» **Records for the exercise**:
◇ ◇ ◇ ◇ ◇ ◇ ◇

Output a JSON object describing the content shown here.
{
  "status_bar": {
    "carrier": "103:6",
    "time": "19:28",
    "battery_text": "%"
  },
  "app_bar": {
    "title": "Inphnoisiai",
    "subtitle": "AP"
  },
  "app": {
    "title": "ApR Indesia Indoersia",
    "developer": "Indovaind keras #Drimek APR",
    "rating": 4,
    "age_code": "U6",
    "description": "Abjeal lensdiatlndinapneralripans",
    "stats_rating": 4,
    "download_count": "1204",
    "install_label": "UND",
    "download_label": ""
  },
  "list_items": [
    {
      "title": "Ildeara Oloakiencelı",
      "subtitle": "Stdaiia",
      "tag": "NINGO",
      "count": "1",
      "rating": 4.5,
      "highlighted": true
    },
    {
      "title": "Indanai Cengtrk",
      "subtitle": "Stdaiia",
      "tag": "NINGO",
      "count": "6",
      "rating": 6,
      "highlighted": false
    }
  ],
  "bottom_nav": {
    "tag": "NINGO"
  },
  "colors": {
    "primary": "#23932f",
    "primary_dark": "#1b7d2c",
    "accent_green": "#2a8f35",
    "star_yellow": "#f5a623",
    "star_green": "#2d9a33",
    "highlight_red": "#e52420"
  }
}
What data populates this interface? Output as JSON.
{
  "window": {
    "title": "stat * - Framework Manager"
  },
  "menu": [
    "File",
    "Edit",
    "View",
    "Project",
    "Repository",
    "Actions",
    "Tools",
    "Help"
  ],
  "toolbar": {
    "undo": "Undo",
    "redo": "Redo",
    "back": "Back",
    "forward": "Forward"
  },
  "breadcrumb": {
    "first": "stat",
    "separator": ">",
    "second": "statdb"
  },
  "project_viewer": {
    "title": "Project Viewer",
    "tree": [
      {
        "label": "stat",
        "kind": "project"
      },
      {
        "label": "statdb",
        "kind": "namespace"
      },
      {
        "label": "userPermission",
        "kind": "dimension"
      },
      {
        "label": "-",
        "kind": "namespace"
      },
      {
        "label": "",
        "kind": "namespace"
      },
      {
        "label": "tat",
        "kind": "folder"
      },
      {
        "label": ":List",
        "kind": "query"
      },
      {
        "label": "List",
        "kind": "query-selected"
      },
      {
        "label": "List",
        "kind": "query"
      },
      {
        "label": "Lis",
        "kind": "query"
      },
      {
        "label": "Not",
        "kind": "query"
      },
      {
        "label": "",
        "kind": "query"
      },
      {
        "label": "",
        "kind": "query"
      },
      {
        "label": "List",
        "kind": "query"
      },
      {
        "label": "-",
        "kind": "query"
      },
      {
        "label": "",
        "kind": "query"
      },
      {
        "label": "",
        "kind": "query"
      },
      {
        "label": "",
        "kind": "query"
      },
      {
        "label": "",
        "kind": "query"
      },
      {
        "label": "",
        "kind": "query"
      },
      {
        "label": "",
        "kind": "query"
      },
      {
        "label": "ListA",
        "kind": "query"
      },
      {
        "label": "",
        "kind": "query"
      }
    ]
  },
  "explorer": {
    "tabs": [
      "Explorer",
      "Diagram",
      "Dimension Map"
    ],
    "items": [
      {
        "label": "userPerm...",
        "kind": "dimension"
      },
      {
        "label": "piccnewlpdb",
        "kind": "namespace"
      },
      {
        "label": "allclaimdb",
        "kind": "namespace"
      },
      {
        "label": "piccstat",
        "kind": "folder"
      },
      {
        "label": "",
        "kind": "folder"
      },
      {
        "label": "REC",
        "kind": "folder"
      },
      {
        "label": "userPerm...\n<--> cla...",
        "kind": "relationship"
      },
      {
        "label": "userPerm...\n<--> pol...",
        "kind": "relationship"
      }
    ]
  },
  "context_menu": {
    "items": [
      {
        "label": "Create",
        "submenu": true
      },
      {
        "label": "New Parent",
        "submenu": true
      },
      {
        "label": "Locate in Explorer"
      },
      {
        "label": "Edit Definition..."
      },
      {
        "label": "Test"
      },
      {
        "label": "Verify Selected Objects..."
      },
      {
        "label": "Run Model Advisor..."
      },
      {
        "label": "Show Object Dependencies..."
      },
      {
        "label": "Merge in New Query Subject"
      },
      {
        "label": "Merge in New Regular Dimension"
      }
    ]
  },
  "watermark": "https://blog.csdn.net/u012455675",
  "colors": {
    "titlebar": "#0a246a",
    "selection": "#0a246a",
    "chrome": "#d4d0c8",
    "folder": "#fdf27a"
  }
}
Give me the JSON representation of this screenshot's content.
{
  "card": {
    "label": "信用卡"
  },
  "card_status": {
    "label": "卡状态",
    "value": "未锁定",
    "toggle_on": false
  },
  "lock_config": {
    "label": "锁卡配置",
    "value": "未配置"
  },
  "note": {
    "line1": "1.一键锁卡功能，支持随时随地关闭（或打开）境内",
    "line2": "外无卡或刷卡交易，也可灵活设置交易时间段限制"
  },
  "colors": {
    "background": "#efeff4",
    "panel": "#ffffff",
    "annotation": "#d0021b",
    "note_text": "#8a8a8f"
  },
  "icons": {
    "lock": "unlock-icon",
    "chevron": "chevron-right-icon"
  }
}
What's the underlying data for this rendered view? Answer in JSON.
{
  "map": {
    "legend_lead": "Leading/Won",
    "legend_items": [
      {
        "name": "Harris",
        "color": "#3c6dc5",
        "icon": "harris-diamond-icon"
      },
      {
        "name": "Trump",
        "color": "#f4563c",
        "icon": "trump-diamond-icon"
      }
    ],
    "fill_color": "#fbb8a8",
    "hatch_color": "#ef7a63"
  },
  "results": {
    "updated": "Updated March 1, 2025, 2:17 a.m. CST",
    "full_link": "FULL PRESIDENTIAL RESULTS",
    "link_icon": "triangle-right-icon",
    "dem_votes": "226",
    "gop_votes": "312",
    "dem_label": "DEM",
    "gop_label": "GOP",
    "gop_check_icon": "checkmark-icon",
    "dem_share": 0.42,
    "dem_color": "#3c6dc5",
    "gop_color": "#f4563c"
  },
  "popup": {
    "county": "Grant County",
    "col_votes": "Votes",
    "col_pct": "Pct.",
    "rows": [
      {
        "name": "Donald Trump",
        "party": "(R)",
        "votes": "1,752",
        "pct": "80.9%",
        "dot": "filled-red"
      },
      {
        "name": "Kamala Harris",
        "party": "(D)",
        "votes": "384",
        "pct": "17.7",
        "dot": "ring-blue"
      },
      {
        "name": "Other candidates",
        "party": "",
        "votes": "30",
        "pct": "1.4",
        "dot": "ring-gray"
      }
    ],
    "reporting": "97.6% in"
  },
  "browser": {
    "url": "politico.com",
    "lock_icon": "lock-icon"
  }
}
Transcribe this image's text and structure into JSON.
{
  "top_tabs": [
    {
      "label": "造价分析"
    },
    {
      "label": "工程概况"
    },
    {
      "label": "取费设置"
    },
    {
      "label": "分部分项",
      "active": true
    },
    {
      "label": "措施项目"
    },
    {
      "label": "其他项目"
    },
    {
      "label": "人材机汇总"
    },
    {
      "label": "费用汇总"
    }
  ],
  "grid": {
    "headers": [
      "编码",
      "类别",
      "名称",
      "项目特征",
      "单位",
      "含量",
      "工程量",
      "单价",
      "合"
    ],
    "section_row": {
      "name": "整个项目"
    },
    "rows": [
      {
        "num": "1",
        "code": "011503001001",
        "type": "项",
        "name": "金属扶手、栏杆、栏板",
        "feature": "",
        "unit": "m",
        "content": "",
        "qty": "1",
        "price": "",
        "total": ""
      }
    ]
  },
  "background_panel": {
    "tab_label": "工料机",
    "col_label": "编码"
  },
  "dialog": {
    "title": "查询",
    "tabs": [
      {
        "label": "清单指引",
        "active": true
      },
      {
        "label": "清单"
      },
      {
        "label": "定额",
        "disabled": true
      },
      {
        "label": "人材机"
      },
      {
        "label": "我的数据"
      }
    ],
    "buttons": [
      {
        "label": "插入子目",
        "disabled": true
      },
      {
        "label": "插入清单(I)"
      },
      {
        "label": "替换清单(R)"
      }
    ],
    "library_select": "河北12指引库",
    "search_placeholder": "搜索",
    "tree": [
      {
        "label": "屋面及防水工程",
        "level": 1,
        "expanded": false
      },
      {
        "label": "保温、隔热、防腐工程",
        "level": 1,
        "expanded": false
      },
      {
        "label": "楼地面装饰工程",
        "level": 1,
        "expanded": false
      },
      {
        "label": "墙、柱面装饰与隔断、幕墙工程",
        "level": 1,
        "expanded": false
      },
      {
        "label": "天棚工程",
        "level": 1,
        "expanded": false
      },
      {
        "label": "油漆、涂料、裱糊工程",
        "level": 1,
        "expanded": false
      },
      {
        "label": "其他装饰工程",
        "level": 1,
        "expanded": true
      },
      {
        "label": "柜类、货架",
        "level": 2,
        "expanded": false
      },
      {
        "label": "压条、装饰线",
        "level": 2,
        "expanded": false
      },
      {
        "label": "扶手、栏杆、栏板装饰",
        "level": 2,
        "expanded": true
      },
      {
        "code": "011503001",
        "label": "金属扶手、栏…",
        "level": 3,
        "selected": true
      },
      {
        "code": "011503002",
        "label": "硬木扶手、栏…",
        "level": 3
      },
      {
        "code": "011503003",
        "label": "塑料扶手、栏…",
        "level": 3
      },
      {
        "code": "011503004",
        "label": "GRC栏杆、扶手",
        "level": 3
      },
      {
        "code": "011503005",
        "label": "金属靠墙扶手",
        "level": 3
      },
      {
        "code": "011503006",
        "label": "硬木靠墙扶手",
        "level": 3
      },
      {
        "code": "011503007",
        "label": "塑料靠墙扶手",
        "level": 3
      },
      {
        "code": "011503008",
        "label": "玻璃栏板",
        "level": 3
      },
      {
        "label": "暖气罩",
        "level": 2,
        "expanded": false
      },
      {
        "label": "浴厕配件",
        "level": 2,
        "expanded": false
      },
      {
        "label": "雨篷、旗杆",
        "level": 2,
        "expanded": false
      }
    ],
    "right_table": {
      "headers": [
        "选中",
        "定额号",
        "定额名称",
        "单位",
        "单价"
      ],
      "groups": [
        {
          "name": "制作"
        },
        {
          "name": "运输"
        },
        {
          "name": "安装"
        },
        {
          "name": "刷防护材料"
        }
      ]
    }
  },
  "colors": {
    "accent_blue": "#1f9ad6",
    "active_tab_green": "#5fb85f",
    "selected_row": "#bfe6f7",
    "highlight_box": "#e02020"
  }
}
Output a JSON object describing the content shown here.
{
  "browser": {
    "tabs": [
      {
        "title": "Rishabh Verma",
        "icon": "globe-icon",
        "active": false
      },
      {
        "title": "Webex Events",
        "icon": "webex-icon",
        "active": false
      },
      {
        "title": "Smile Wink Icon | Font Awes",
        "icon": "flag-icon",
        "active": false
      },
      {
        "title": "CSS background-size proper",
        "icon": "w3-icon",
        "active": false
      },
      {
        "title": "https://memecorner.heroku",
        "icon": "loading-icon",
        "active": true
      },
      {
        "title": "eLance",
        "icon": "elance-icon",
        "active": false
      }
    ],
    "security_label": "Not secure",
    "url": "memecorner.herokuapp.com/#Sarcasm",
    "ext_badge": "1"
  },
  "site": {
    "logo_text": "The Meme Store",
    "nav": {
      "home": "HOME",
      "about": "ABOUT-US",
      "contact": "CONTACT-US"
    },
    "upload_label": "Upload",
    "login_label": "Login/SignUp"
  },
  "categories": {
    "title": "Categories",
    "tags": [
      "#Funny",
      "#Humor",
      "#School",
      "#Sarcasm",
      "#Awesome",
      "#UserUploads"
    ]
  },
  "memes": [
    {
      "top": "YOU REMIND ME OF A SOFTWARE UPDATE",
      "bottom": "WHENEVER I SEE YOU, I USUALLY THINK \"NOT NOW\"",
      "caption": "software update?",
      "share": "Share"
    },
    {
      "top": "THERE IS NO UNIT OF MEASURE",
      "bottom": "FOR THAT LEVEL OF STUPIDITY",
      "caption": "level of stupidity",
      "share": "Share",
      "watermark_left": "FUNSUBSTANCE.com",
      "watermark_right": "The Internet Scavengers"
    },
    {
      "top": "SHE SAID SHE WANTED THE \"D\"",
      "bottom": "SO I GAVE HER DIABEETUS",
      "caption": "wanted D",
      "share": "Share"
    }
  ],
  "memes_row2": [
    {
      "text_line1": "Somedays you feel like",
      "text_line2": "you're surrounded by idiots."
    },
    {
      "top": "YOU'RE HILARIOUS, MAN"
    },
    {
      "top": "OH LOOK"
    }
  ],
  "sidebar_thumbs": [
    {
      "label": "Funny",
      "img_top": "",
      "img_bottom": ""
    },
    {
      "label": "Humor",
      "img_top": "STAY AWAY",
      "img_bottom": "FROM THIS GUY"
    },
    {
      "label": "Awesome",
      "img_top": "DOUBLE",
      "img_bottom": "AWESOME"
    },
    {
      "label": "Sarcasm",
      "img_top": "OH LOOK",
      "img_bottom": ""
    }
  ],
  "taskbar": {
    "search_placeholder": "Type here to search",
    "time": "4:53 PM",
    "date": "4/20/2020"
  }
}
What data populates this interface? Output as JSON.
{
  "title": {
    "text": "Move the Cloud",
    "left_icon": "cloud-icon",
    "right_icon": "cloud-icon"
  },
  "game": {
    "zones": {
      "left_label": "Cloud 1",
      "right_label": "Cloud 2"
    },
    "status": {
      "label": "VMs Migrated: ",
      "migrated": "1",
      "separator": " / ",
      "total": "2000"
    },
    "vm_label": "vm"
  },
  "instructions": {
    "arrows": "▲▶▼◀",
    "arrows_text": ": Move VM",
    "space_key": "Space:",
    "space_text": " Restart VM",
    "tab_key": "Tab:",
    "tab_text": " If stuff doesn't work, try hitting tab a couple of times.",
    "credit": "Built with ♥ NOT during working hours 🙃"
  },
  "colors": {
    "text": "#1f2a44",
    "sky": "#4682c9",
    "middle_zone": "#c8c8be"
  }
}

◇ ◇ ◇ ◇ ◇ ◇ ◇

» **Exercise directions**:
Looking at the listing above, count the lines that contain "Merge" and give nothing but the number.

» **Exercise output**:
2